Items listed in a dataset:

--*--

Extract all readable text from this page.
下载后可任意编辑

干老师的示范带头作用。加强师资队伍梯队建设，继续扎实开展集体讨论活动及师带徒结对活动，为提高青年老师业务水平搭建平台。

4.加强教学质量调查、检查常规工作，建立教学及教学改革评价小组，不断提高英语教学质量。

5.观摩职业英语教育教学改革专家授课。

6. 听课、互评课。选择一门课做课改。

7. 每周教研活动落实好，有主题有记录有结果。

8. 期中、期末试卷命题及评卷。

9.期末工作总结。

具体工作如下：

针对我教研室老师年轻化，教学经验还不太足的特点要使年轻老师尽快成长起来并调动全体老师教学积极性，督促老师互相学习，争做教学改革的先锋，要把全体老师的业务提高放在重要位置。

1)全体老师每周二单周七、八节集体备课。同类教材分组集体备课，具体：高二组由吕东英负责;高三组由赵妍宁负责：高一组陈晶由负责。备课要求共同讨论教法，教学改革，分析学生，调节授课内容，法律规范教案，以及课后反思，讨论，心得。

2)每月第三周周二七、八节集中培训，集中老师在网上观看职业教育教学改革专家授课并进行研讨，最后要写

--*--

### DIRECTIONS:
Repeat the entries above exactly, leaving nothing out.

### SOLUTION:
Extract all readable text from this page.
下载后可任意编辑

干老师的示范带头作用。加强师资队伍梯队建设，继续扎实开展集体讨论活动及师带徒结对活动，为提高青年老师业务水平搭建平台。

4.加强教学质量调查、检查常规工作，建立教学及教学改革评价小组，不断提高英语教学质量。

5.观摩职业英语教育教学改革专家授课。

6. 听课、互评课。选择一门课做课改。

7. 每周教研活动落实好，有主题有记录有结果。

8. 期中、期末试卷命题及评卷。

9.期末工作总结。

具体工作如下：

针对我教研室老师年轻化，教学经验还不太足的特点要使年轻老师尽快成长起来并调动全体老师教学积极性，督促老师互相学习，争做教学改革的先锋，要把全体老师的业务提高放在重要位置。

1)全体老师每周二单周七、八节集体备课。同类教材分组集体备课，具体：高二组由吕东英负责;高三组由赵妍宁负责：高一组陈晶由负责。备课要求共同讨论教法，教学改革，分析学生，调节授课内容，法律规范教案，以及课后反思，讨论，心得。

2)每月第三周周二七、八节集中培训，集中老师在网上观看职业教育教学改革专家授课并进行研讨，最后要写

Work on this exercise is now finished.